> _What is asked_:
(a) In the algae-derived CuO@BC electrode text, what specific capacitance did the CuO@BC/GCE show?
(b) Write the next part of the algae-derived CuO@BC electrode text, picking up after its last sentence.

> _Reading text_:
<<<<

The present analysis aims to use existing resources to lower the cost of electrodes and reduce environmental pollution by utilizing waste materials like green algae. In the present research, the hydrothermal carbonization technique was utilized to synthesize a nano sized CuO mixed with activated biochar (CuO@BC) extracted from red sea algae (Chlorophyta). The CuO@BC sample was extensively examined using several advanced physical techniques, such as UV/Visible spectroscopy, FTIR, XED, HRTEM, SEM, EDX, BET, and TGA. The HRTEM indicated that the size of the particles is 32 nm with a larger surface area and without aggregations. The BET analysis of CuO@BC indicates that the material contains pores of a relatively large size and with a pore diameter of about 42.56 A°. The electrochemical analysis of CuO@BC modified glassy carbon electrode CuO@BC/GCE has been investigated using CV, GCD, and EIS techniques. This CuO@BC/GCE shows excellent electrochemical features that are significant for enegy storage applications. The CuO@BC/GCE showed a specific capacitance of approximately 353 Fg−1 which is higher compared to individual materials. Overall, the research outcomes suggest that the CuO@BC/GCE shows potential for use in high-performance supercapacitors as energy storage systems that are eco-friendly and sustainable.
Introduction
Supercapacitors are high-performance energy storage devices due to their long lifetime, short charging times, exceptional safety features, and high power densities1. As a result, there is a greater public interest in energy conversion and storage materials2. Supercapacitors can be categorized into two groups depending on their energy storage mechanism: pseudo capacitors and electrical double-layer capacitors (EDLCs)3. The electrode materials that are sources of carbon are preferred in most supercapacitors which include carbon fiber cloth, activated carbon (AC), carbon nanotube (CNTs), carbon aerogel, and graphene4.

>>>>

> _Data_:
<<<<

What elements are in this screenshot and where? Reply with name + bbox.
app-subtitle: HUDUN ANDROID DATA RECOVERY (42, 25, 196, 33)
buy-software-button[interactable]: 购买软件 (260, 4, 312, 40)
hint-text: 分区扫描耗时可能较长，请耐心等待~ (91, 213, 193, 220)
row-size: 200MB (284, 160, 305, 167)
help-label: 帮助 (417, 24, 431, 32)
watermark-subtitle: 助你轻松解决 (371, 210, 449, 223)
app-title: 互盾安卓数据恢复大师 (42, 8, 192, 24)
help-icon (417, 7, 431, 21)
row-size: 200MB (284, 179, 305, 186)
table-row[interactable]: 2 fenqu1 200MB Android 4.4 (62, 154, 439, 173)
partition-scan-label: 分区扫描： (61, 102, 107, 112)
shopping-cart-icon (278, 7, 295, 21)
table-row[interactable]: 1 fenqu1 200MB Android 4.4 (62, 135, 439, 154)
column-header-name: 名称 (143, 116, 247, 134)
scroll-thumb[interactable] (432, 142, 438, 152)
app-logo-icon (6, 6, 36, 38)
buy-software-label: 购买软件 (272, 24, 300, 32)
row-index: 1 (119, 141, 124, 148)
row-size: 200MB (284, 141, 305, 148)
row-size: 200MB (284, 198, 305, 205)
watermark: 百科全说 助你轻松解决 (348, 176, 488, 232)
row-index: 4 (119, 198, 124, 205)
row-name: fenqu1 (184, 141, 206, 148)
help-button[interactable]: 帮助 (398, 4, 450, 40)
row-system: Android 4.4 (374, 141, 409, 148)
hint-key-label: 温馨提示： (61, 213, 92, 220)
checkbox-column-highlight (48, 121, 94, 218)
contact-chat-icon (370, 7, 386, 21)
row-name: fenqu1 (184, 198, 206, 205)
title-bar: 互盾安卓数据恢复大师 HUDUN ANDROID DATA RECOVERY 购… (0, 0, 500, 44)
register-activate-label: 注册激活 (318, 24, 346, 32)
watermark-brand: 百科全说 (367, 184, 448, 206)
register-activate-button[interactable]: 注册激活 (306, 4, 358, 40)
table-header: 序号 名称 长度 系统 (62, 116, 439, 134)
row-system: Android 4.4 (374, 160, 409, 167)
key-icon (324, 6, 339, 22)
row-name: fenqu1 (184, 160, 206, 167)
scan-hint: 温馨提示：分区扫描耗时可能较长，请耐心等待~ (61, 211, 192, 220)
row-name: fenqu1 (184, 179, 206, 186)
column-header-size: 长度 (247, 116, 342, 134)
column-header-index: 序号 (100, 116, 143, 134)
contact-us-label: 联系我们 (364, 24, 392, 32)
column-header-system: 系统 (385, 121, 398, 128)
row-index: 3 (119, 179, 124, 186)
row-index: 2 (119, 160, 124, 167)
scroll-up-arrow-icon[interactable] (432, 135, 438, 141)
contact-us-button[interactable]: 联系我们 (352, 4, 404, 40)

>>>>

> _Outputs_:
(a) Approximately 353 Fg−1.

(b)
Activated carbon is a carbon matrial that has received attention because of its low cost, abundant source, easy accessibility, and excellent electrochemical properties5. Its stable structure, high carbon content, sizable specific surface area, and high degree of microporosity have made it famous6,7,8. Many natural waste materials such as rice husks, bamboo, corncobs, algae, pinecones, lotus stems, fruit peels, banana peels, and potato peels are transformed into biochar, which provides a large surface area and an abundance of electroactive sites for redox reactions and charge accumulation. Doping heteroatoms add significant properties to the carbon, enabling additional pseudo-capacitance from redox reactions depending on the heteroatoms’ functional group9. Biochar plays an important role in energy storage, electrocatalytic properties, and supercapacitor applications. Due to its porous nature, biochar has gained significant attention in the field of energy applications. The incorporation of metal oxides further enhance its energy storage capabilities10. The distinguishing characteristics of CuO-doped activated biochar include its increased surface area, porosity, and modified surface chemistry due to the incorporation of CuO. Furthermore, CuO acts as a catalyst, promoting chemical reactions that can degrade or transform hazardous compounds, such as organic pollutants or dyes. Finally, the presence of CuO could enhance the biochar’s ability to facilitate these reactions, resulting in more efficient pollutant removal or remediation.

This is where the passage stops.